- **EXERCISE**
Exactly as written, please set down all of the entries again, with no pictures.

[Data tied to figure images]
## BEGIN

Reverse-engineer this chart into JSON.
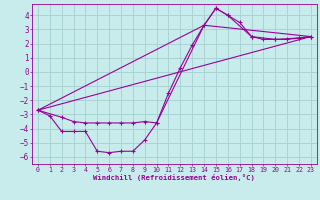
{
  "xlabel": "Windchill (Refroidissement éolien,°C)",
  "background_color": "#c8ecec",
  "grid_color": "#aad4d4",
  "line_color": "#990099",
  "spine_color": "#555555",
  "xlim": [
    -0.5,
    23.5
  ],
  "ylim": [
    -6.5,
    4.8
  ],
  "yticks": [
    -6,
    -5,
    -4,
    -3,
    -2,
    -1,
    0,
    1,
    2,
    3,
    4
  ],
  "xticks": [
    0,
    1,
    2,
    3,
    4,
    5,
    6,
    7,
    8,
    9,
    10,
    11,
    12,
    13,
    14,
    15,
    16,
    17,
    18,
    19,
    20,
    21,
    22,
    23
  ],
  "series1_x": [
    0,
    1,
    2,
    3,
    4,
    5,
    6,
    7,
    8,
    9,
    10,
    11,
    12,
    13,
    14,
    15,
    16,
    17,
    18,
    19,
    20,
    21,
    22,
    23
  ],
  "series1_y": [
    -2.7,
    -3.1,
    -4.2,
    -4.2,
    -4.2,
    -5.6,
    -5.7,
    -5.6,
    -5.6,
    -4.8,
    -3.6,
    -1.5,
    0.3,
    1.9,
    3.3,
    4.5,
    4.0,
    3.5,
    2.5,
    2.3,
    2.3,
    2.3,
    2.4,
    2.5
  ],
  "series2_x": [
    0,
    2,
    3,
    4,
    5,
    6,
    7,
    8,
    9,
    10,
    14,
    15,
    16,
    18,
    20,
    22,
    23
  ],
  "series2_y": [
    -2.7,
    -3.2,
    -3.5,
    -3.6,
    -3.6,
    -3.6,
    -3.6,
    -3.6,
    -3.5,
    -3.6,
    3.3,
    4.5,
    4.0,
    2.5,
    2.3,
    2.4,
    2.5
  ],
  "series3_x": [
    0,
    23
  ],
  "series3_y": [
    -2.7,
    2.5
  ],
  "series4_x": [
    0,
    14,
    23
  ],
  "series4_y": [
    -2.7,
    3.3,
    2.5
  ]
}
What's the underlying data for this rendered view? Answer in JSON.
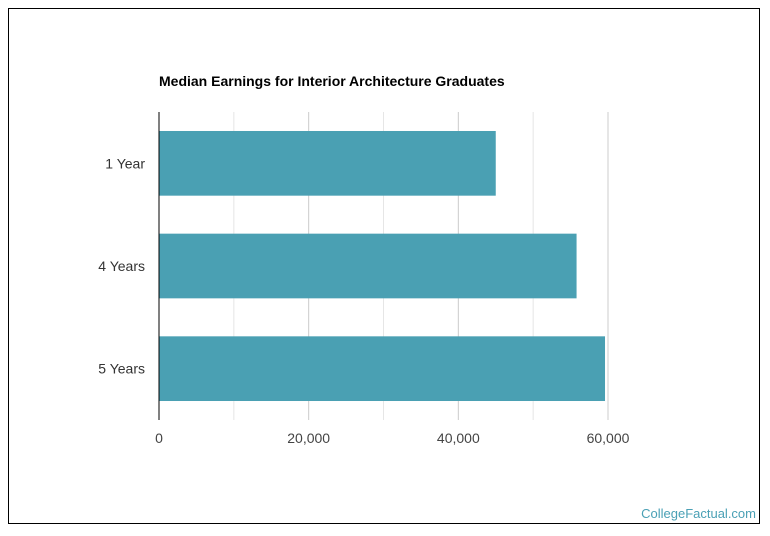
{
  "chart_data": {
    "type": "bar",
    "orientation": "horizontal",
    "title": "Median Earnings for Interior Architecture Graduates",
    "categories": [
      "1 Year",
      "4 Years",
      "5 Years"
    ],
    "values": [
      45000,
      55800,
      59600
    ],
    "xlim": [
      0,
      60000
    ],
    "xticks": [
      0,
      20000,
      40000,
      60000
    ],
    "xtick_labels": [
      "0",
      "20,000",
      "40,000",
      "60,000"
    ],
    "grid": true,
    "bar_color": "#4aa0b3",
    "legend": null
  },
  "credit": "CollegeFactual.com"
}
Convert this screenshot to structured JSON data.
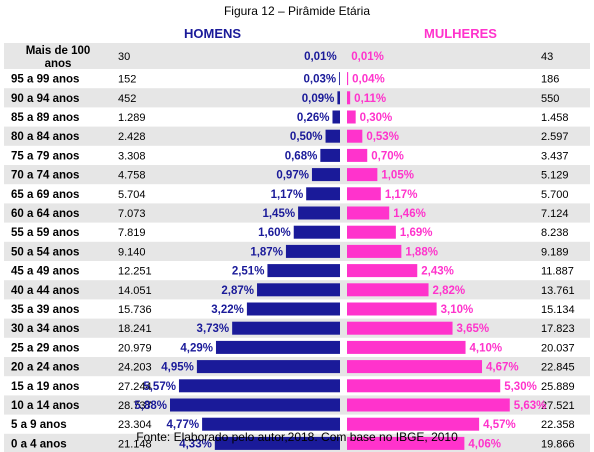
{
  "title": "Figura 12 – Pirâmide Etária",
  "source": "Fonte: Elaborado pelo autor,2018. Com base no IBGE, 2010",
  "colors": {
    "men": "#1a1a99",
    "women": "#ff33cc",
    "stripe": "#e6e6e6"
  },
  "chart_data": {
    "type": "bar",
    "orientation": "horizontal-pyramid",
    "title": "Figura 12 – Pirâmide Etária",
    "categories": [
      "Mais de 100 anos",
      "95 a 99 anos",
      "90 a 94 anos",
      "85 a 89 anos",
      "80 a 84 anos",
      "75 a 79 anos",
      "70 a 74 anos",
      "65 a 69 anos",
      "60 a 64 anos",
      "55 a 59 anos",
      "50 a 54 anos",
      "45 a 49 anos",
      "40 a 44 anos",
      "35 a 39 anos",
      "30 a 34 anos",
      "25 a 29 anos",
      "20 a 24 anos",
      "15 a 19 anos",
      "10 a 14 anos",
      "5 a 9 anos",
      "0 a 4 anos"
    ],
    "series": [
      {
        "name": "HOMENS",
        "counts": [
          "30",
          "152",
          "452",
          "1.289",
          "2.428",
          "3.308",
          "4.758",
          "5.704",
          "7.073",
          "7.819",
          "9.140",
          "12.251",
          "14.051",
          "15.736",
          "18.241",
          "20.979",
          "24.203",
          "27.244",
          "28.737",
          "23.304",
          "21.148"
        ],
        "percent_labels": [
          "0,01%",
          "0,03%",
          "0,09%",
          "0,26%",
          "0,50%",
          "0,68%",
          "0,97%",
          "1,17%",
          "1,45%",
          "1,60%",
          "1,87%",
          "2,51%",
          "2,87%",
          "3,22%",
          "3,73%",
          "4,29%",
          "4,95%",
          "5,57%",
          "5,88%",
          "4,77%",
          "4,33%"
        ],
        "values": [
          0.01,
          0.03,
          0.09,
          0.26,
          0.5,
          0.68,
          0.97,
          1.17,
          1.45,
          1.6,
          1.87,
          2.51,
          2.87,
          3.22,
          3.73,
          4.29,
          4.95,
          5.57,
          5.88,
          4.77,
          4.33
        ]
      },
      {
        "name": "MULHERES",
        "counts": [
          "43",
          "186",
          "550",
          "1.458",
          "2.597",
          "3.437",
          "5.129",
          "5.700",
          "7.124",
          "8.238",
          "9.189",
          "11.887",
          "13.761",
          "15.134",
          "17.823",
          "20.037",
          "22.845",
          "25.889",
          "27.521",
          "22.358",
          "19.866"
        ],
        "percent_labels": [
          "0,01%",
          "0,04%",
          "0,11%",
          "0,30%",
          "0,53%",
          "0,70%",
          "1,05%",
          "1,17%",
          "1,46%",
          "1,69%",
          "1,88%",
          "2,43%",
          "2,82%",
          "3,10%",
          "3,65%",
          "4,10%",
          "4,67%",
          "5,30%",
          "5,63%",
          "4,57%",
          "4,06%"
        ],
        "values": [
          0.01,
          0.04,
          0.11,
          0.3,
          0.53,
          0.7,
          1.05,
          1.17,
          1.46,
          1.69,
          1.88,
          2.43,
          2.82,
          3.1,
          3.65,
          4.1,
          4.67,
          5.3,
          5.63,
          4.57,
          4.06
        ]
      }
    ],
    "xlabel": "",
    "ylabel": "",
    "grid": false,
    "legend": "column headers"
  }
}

## END

- **RESULT OF THIS TASK**
Reverse-engineer this chart into JSON.
{
  "xlabel": "Windchill (Refroidissement éolien,°C)",
  "background_color": "#c8ecec",
  "grid_color": "#aad4d4",
  "line_color": "#990099",
  "spine_color": "#555555",
  "xlim": [
    -0.5,
    23.5
  ],
  "ylim": [
    -6.5,
    4.8
  ],
  "yticks": [
    -6,
    -5,
    -4,
    -3,
    -2,
    -1,
    0,
    1,
    2,
    3,
    4
  ],
  "xticks": [
    0,
    1,
    2,
    3,
    4,
    5,
    6,
    7,
    8,
    9,
    10,
    11,
    12,
    13,
    14,
    15,
    16,
    17,
    18,
    19,
    20,
    21,
    22,
    23
  ],
  "series1_x": [
    0,
    1,
    2,
    3,
    4,
    5,
    6,
    7,
    8,
    9,
    10,
    11,
    12,
    13,
    14,
    15,
    16,
    17,
    18,
    19,
    20,
    21,
    22,
    23
  ],
  "series1_y": [
    -2.7,
    -3.1,
    -4.2,
    -4.2,
    -4.2,
    -5.6,
    -5.7,
    -5.6,
    -5.6,
    -4.8,
    -3.6,
    -1.5,
    0.3,
    1.9,
    3.3,
    4.5,
    4.0,
    3.5,
    2.5,
    2.3,
    2.3,
    2.3,
    2.4,
    2.5
  ],
  "series2_x": [
    0,
    2,
    3,
    4,
    5,
    6,
    7,
    8,
    9,
    10,
    14,
    15,
    16,
    18,
    20,
    22,
    23
  ],
  "series2_y": [
    -2.7,
    -3.2,
    -3.5,
    -3.6,
    -3.6,
    -3.6,
    -3.6,
    -3.6,
    -3.5,
    -3.6,
    3.3,
    4.5,
    4.0,
    2.5,
    2.3,
    2.4,
    2.5
  ],
  "series3_x": [
    0,
    23
  ],
  "series3_y": [
    -2.7,
    2.5
  ],
  "series4_x": [
    0,
    14,
    23
  ],
  "series4_y": [
    -2.7,
    3.3,
    2.5
  ]
}
What's the underlying data for this rendered view? Answer in JSON.
{
  "chart_data": {
    "type": "bar",
    "orientation": "horizontal",
    "title": "Median Earnings for Interior Architecture Graduates",
    "categories": [
      "1 Year",
      "4 Years",
      "5 Years"
    ],
    "values": [
      45000,
      55800,
      59600
    ],
    "xlim": [
      0,
      60000
    ],
    "xticks": [
      0,
      20000,
      40000,
      60000
    ],
    "xtick_labels": [
      "0",
      "20,000",
      "40,000",
      "60,000"
    ],
    "grid": true,
    "bar_color": "#4aa0b3",
    "legend": null
  },
  "credit": "CollegeFactual.com"
}
Convert this screenshot to structured JSON data.
{
  "title": "Figura 12 – Pirâmide Etária",
  "source": "Fonte: Elaborado pelo autor,2018. Com base no IBGE, 2010",
  "colors": {
    "men": "#1a1a99",
    "women": "#ff33cc",
    "stripe": "#e6e6e6"
  },
  "chart_data": {
    "type": "bar",
    "orientation": "horizontal-pyramid",
    "title": "Figura 12 – Pirâmide Etária",
    "categories": [
      "Mais de 100 anos",
      "95 a 99 anos",
      "90 a 94 anos",
      "85 a 89 anos",
      "80 a 84 anos",
      "75 a 79 anos",
      "70 a 74 anos",
      "65 a 69 anos",
      "60 a 64 anos",
      "55 a 59 anos",
      "50 a 54 anos",
      "45 a 49 anos",
      "40 a 44 anos",
      "35 a 39 anos",
      "30 a 34 anos",
      "25 a 29 anos",
      "20 a 24 anos",
      "15 a 19 anos",
      "10 a 14 anos",
      "5 a 9 anos",
      "0 a 4 anos"
    ],
    "series": [
      {
        "name": "HOMENS",
        "counts": [
          "30",
          "152",
          "452",
          "1.289",
          "2.428",
          "3.308",
          "4.758",
          "5.704",
          "7.073",
          "7.819",
          "9.140",
          "12.251",
          "14.051",
          "15.736",
          "18.241",
          "20.979",
          "24.203",
          "27.244",
          "28.737",
          "23.304",
          "21.148"
        ],
        "percent_labels": [
          "0,01%",
          "0,03%",
          "0,09%",
          "0,26%",
          "0,50%",
          "0,68%",
          "0,97%",
          "1,17%",
          "1,45%",
          "1,60%",
          "1,87%",
          "2,51%",
          "2,87%",
          "3,22%",
          "3,73%",
          "4,29%",
          "4,95%",
          "5,57%",
          "5,88%",
          "4,77%",
          "4,33%"
        ],
        "values": [
          0.01,
          0.03,
          0.09,
          0.26,
          0.5,
          0.68,
          0.97,
          1.17,
          1.45,
          1.6,
          1.87,
          2.51,
          2.87,
          3.22,
          3.73,
          4.29,
          4.95,
          5.57,
          5.88,
          4.77,
          4.33
        ]
      },
      {
        "name": "MULHERES",
        "counts": [
          "43",
          "186",
          "550",
          "1.458",
          "2.597",
          "3.437",
          "5.129",
          "5.700",
          "7.124",
          "8.238",
          "9.189",
          "11.887",
          "13.761",
          "15.134",
          "17.823",
          "20.037",
          "22.845",
          "25.889",
          "27.521",
          "22.358",
          "19.866"
        ],
        "percent_labels": [
          "0,01%",
          "0,04%",
          "0,11%",
          "0,30%",
          "0,53%",
          "0,70%",
          "1,05%",
          "1,17%",
          "1,46%",
          "1,69%",
          "1,88%",
          "2,43%",
          "2,82%",
          "3,10%",
          "3,65%",
          "4,10%",
          "4,67%",
          "5,30%",
          "5,63%",
          "4,57%",
          "4,06%"
        ],
        "values": [
          0.01,
          0.04,
          0.11,
          0.3,
          0.53,
          0.7,
          1.05,
          1.17,
          1.46,
          1.69,
          1.88,
          2.43,
          2.82,
          3.1,
          3.65,
          4.1,
          4.67,
          5.3,
          5.63,
          4.57,
          4.06
        ]
      }
    ],
    "xlabel": "",
    "ylabel": "",
    "grid": false,
    "legend": "column headers"
  }
}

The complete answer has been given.